::: MATERIAL PROVIDED

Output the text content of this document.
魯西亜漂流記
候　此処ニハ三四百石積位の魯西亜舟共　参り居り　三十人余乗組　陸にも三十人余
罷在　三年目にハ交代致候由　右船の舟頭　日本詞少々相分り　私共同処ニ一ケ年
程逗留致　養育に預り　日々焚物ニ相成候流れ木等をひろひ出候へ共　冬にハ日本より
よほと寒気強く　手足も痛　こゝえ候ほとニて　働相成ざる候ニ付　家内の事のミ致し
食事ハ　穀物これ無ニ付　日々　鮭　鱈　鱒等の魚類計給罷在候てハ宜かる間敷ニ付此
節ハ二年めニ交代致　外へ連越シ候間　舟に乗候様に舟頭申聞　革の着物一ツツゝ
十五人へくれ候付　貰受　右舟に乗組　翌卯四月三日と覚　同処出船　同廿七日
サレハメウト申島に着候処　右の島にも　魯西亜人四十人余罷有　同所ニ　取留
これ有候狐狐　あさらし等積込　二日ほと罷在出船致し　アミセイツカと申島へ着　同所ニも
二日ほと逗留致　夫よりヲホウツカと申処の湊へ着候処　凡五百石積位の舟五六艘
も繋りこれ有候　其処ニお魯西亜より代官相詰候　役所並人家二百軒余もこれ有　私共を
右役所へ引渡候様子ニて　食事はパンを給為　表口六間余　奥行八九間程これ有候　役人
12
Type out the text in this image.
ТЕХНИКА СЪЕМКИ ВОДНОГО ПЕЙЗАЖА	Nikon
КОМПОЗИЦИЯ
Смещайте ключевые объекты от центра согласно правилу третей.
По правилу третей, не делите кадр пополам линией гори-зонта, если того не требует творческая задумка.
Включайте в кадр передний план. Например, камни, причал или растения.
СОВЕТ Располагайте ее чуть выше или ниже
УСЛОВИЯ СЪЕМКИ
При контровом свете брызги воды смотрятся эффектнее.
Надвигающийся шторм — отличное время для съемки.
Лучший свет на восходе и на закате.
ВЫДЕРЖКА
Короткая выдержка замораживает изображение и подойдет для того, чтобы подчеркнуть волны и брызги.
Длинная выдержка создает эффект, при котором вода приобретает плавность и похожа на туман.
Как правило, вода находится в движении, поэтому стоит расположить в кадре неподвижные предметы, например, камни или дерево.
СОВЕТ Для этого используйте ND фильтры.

::::::
::: MATERIAL PROVIDED

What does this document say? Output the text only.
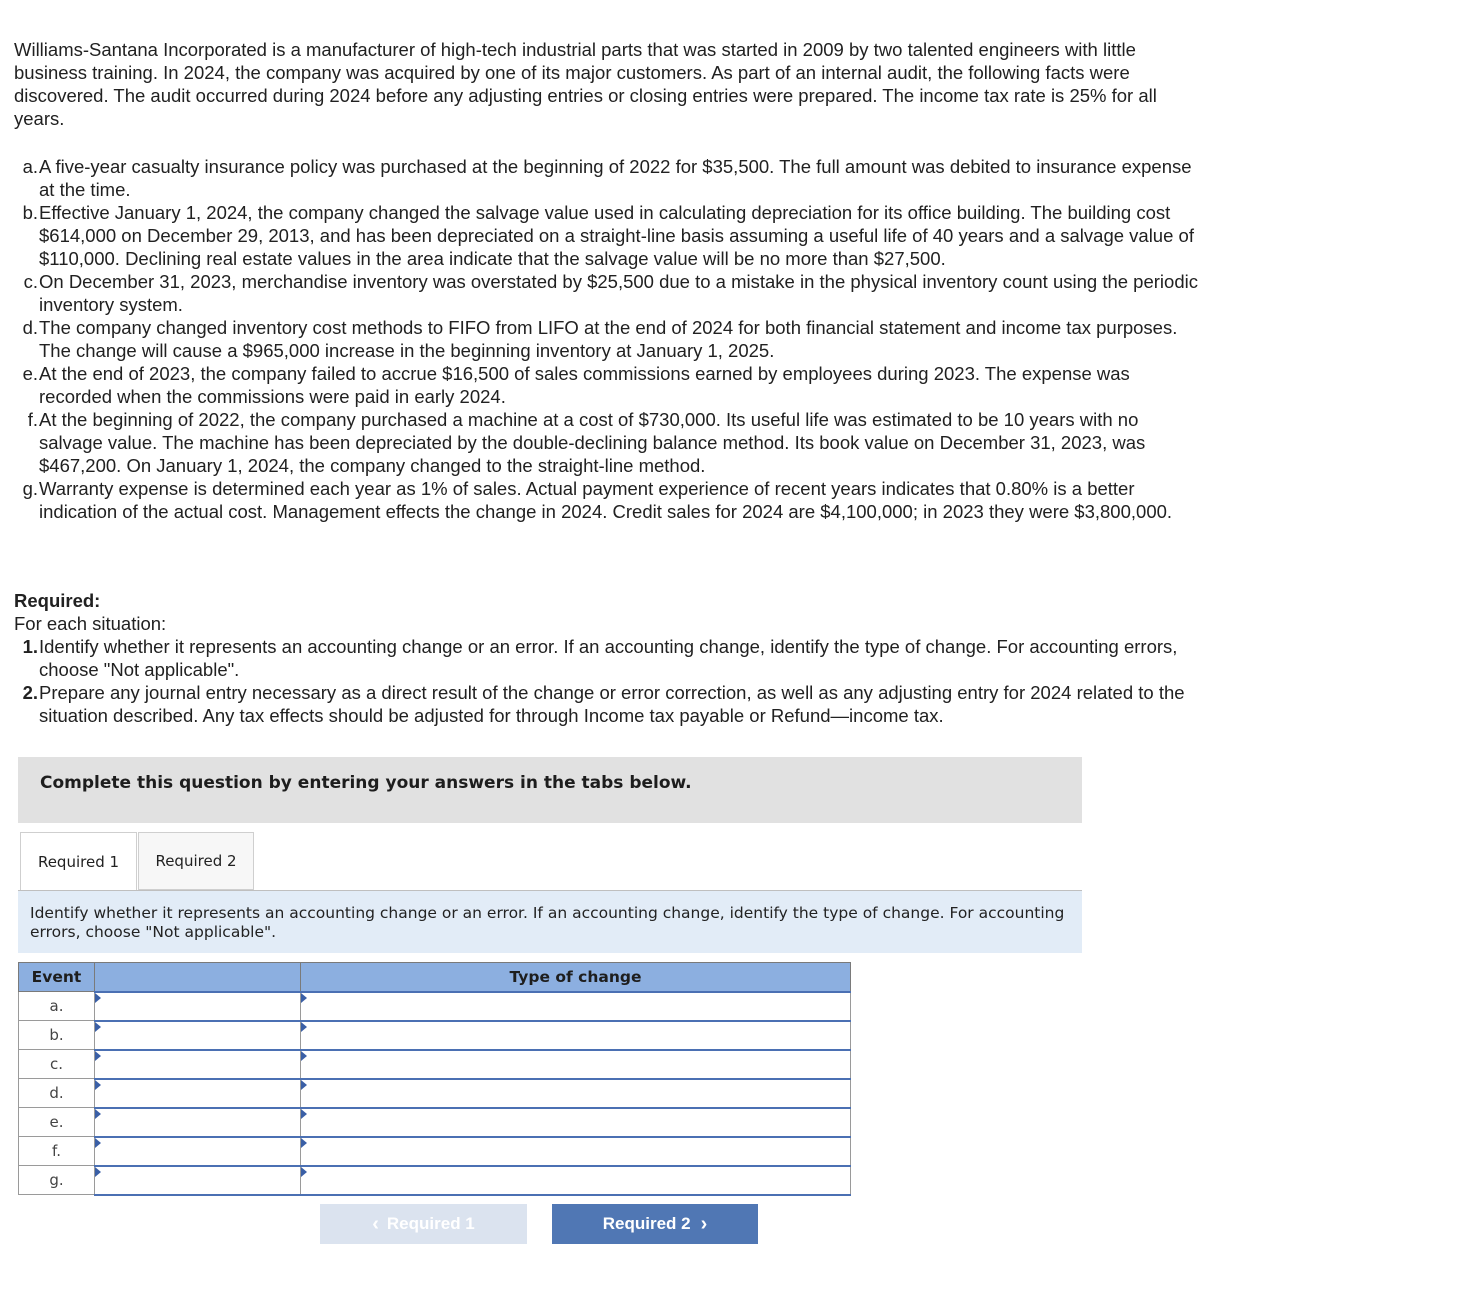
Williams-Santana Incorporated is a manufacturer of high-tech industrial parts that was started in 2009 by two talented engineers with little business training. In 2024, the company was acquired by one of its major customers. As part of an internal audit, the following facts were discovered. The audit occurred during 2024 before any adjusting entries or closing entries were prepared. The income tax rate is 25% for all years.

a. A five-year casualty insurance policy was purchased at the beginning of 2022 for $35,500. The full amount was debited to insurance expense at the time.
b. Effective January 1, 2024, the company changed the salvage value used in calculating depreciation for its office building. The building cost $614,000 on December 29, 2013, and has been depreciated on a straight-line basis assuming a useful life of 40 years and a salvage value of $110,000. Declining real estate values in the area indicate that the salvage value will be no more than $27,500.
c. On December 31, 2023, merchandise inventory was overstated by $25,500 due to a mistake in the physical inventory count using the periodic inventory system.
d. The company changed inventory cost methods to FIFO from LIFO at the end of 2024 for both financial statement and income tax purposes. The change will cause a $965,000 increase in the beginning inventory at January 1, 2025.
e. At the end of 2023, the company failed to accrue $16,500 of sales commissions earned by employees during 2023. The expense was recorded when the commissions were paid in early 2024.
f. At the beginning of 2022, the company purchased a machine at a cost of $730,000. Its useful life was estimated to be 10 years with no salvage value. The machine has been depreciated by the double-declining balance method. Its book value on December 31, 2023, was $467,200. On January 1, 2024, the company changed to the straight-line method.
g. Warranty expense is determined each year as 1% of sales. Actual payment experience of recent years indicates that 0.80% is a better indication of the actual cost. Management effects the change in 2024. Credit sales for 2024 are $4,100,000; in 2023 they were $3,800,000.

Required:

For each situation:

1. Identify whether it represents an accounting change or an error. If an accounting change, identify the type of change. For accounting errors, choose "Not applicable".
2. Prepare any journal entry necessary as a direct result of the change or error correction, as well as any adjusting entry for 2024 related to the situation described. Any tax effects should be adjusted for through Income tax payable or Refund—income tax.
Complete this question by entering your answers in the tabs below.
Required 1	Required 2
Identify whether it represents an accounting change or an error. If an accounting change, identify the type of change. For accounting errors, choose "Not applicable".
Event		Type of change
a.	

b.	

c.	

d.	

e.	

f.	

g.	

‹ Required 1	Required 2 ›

::::::

» **AIM**
From the records above, pull out each line that has "Output".

» **FULL RESPONSE**
Output the text content of this document.
What does this document say? Output the text only.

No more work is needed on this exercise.